## [EXERCISE]
Reproduce all the material exactly, minus any pictures it holds.

## [RECORD EXCERPTS]

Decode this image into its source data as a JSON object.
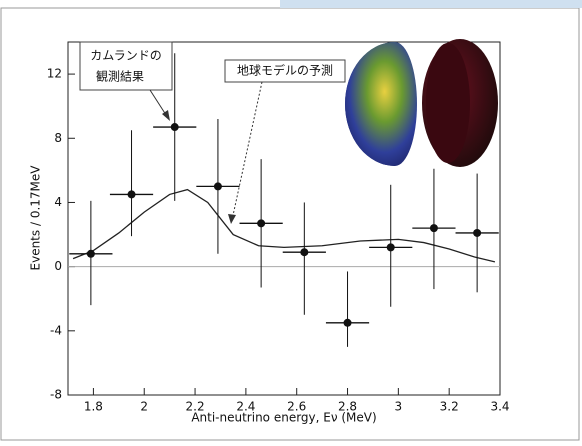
{
  "chart_data": {
    "type": "scatter",
    "x_label": "Anti-neutrino energy,  Eν (MeV)",
    "y_label": "Events / 0.17MeV",
    "x": [
      1.79,
      1.95,
      2.12,
      2.29,
      2.46,
      2.63,
      2.8,
      2.97,
      3.14,
      3.31
    ],
    "values": [
      0.8,
      4.5,
      8.7,
      5.0,
      2.7,
      0.9,
      -3.5,
      1.2,
      2.4,
      2.1
    ],
    "xerr": [
      0.085,
      0.085,
      0.085,
      0.085,
      0.085,
      0.085,
      0.085,
      0.085,
      0.085,
      0.085
    ],
    "yerr_low": [
      3.2,
      2.6,
      4.6,
      4.2,
      4.0,
      3.9,
      1.5,
      3.7,
      3.8,
      3.7
    ],
    "yerr_high": [
      3.3,
      4.0,
      4.6,
      4.2,
      4.0,
      3.1,
      3.2,
      3.9,
      3.7,
      3.7
    ],
    "color": "#111111",
    "curve": {
      "x": [
        1.72,
        1.8,
        1.9,
        2.0,
        2.1,
        2.17,
        2.25,
        2.35,
        2.45,
        2.55,
        2.7,
        2.85,
        3.0,
        3.1,
        3.2,
        3.3,
        3.38
      ],
      "values": [
        0.5,
        1.0,
        2.1,
        3.4,
        4.5,
        4.8,
        4.0,
        2.0,
        1.3,
        1.2,
        1.3,
        1.6,
        1.7,
        1.5,
        1.1,
        0.6,
        0.3
      ],
      "color": "#222222"
    },
    "xlim": [
      1.7,
      3.4
    ],
    "xticks": [
      1.8,
      2,
      2.2,
      2.4,
      2.6,
      2.8,
      3,
      3.2,
      3.4
    ],
    "ylim": [
      -8,
      14
    ],
    "yticks": [
      -8,
      -4,
      0,
      4,
      8,
      12
    ],
    "annotations": [
      "カムランドの",
      "観測結果",
      "地球モデルの予測"
    ]
  }
}
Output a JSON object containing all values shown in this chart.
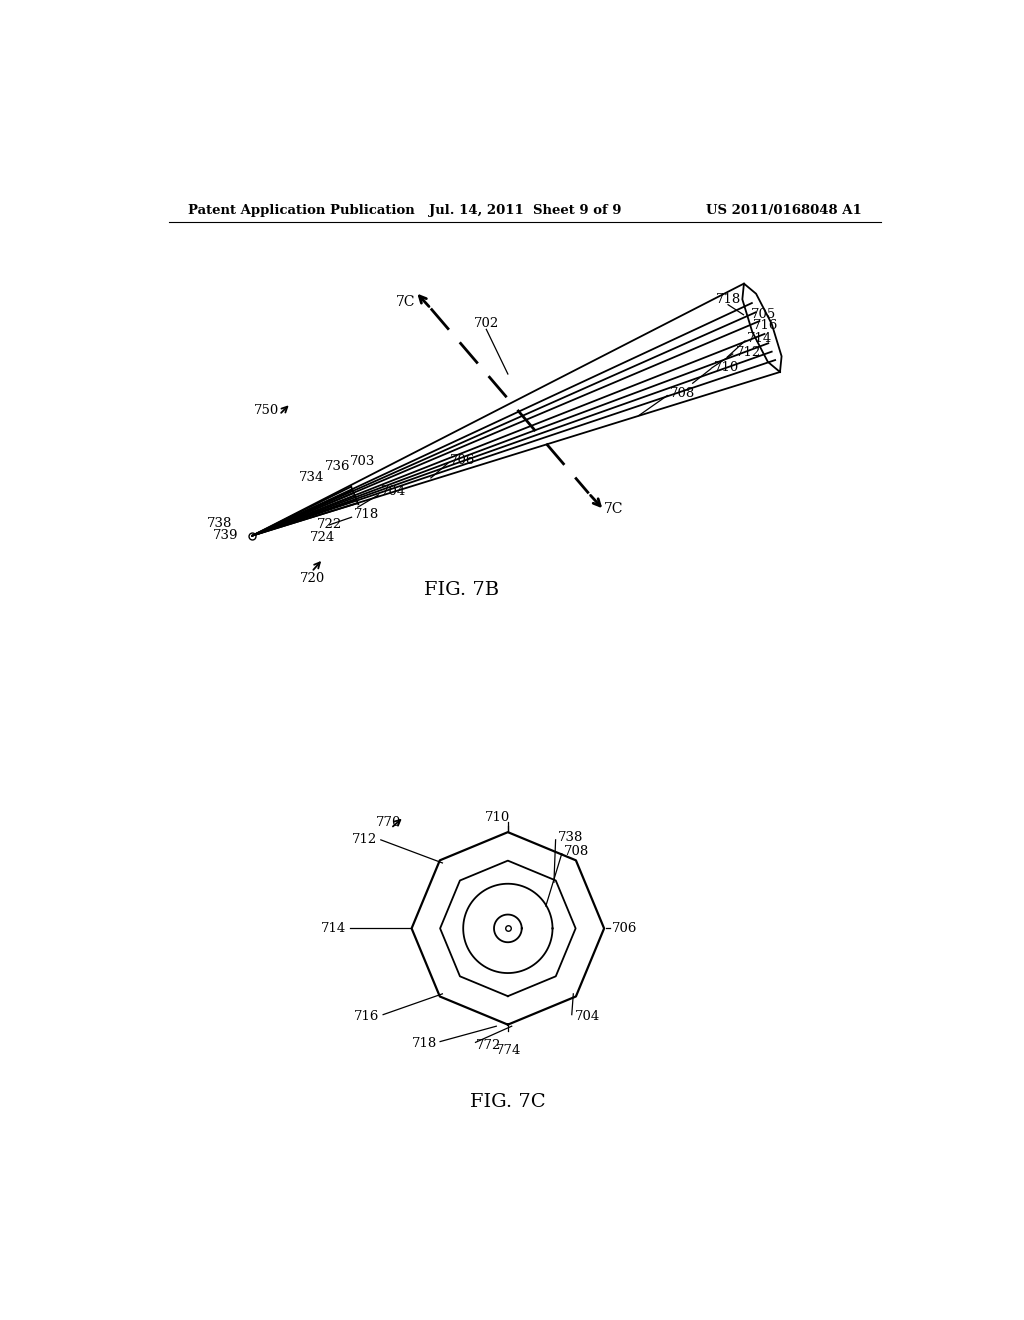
{
  "header_left": "Patent Application Publication",
  "header_mid": "Jul. 14, 2011  Sheet 9 of 9",
  "header_right": "US 2011/0168048 A1",
  "fig7b_label": "FIG. 7B",
  "fig7c_label": "FIG. 7C",
  "bg_color": "#ffffff",
  "line_color": "#000000"
}
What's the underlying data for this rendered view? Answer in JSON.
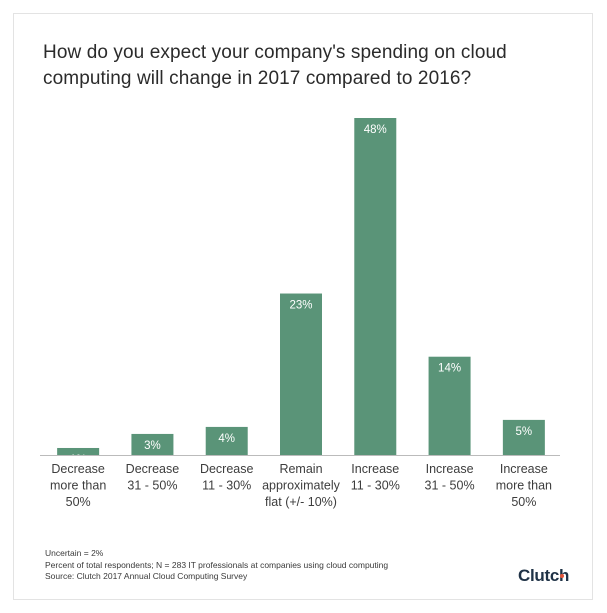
{
  "title": "How do you expect your company's spending on cloud computing will change in 2017 compared to 2016?",
  "chart_data": {
    "type": "bar",
    "title": "How do you expect your company's spending on cloud computing will change in 2017 compared to 2016?",
    "categories": [
      [
        "Decrease",
        "more than",
        "50%"
      ],
      [
        "Decrease",
        "31 - 50%"
      ],
      [
        "Decrease",
        "11 - 30%"
      ],
      [
        "Remain",
        "approximately",
        "flat (+/- 10%)"
      ],
      [
        "Increase",
        "11 - 30%"
      ],
      [
        "Increase",
        "31 - 50%"
      ],
      [
        "Increase",
        "more than",
        "50%"
      ]
    ],
    "values": [
      1,
      3,
      4,
      23,
      48,
      14,
      5
    ],
    "data_labels": [
      "1%",
      "3%",
      "4%",
      "23%",
      "48%",
      "14%",
      "5%"
    ],
    "ylim": [
      0,
      48
    ],
    "grid": false,
    "bar_color": "#5a9478",
    "label_color": "#ffffff",
    "axis_color": "#bbbbbb"
  },
  "footer": {
    "uncertain": "Uncertain = 2%",
    "note": "Percent of total respondents; N = 283 IT professionals at companies using cloud computing",
    "source": "Source: Clutch 2017 Annual Cloud Computing Survey"
  },
  "logo": {
    "text": "Clutch",
    "text_color": "#1f3246",
    "dot_color": "#e5553a"
  }
}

## [ANSWER TO THE TASK]
Decode this image into its source data as a JSON object.
{
  "chart_data": {
    "type": "scatter",
    "x_label": "Anti-neutrino energy,  Eν (MeV)",
    "y_label": "Events / 0.17MeV",
    "x": [
      1.79,
      1.95,
      2.12,
      2.29,
      2.46,
      2.63,
      2.8,
      2.97,
      3.14,
      3.31
    ],
    "values": [
      0.8,
      4.5,
      8.7,
      5.0,
      2.7,
      0.9,
      -3.5,
      1.2,
      2.4,
      2.1
    ],
    "xerr": [
      0.085,
      0.085,
      0.085,
      0.085,
      0.085,
      0.085,
      0.085,
      0.085,
      0.085,
      0.085
    ],
    "yerr_low": [
      3.2,
      2.6,
      4.6,
      4.2,
      4.0,
      3.9,
      1.5,
      3.7,
      3.8,
      3.7
    ],
    "yerr_high": [
      3.3,
      4.0,
      4.6,
      4.2,
      4.0,
      3.1,
      3.2,
      3.9,
      3.7,
      3.7
    ],
    "color": "#111111",
    "curve": {
      "x": [
        1.72,
        1.8,
        1.9,
        2.0,
        2.1,
        2.17,
        2.25,
        2.35,
        2.45,
        2.55,
        2.7,
        2.85,
        3.0,
        3.1,
        3.2,
        3.3,
        3.38
      ],
      "values": [
        0.5,
        1.0,
        2.1,
        3.4,
        4.5,
        4.8,
        4.0,
        2.0,
        1.3,
        1.2,
        1.3,
        1.6,
        1.7,
        1.5,
        1.1,
        0.6,
        0.3
      ],
      "color": "#222222"
    },
    "xlim": [
      1.7,
      3.4
    ],
    "xticks": [
      1.8,
      2,
      2.2,
      2.4,
      2.6,
      2.8,
      3,
      3.2,
      3.4
    ],
    "ylim": [
      -8,
      14
    ],
    "yticks": [
      -8,
      -4,
      0,
      4,
      8,
      12
    ],
    "annotations": [
      "カムランドの",
      "観測結果",
      "地球モデルの予測"
    ]
  }
}
Output a JSON object containing all values shown in this chart.
{
  "header_left": "Patent Application Publication",
  "header_mid": "Jul. 14, 2011  Sheet 9 of 9",
  "header_right": "US 2011/0168048 A1",
  "fig7b_label": "FIG. 7B",
  "fig7c_label": "FIG. 7C",
  "bg_color": "#ffffff",
  "line_color": "#000000"
}
What's the underlying data for this rendered view? Answer in JSON.
{
  "title": "How do you expect your company's spending on cloud computing will change in 2017 compared to 2016?",
  "chart_data": {
    "type": "bar",
    "title": "How do you expect your company's spending on cloud computing will change in 2017 compared to 2016?",
    "categories": [
      [
        "Decrease",
        "more than",
        "50%"
      ],
      [
        "Decrease",
        "31 - 50%"
      ],
      [
        "Decrease",
        "11 - 30%"
      ],
      [
        "Remain",
        "approximately",
        "flat (+/- 10%)"
      ],
      [
        "Increase",
        "11 - 30%"
      ],
      [
        "Increase",
        "31 - 50%"
      ],
      [
        "Increase",
        "more than",
        "50%"
      ]
    ],
    "values": [
      1,
      3,
      4,
      23,
      48,
      14,
      5
    ],
    "data_labels": [
      "1%",
      "3%",
      "4%",
      "23%",
      "48%",
      "14%",
      "5%"
    ],
    "ylim": [
      0,
      48
    ],
    "grid": false,
    "bar_color": "#5a9478",
    "label_color": "#ffffff",
    "axis_color": "#bbbbbb"
  },
  "footer": {
    "uncertain": "Uncertain = 2%",
    "note": "Percent of total respondents; N = 283 IT professionals at companies using cloud computing",
    "source": "Source: Clutch 2017 Annual Cloud Computing Survey"
  },
  "logo": {
    "text": "Clutch",
    "text_color": "#1f3246",
    "dot_color": "#e5553a"
  }
}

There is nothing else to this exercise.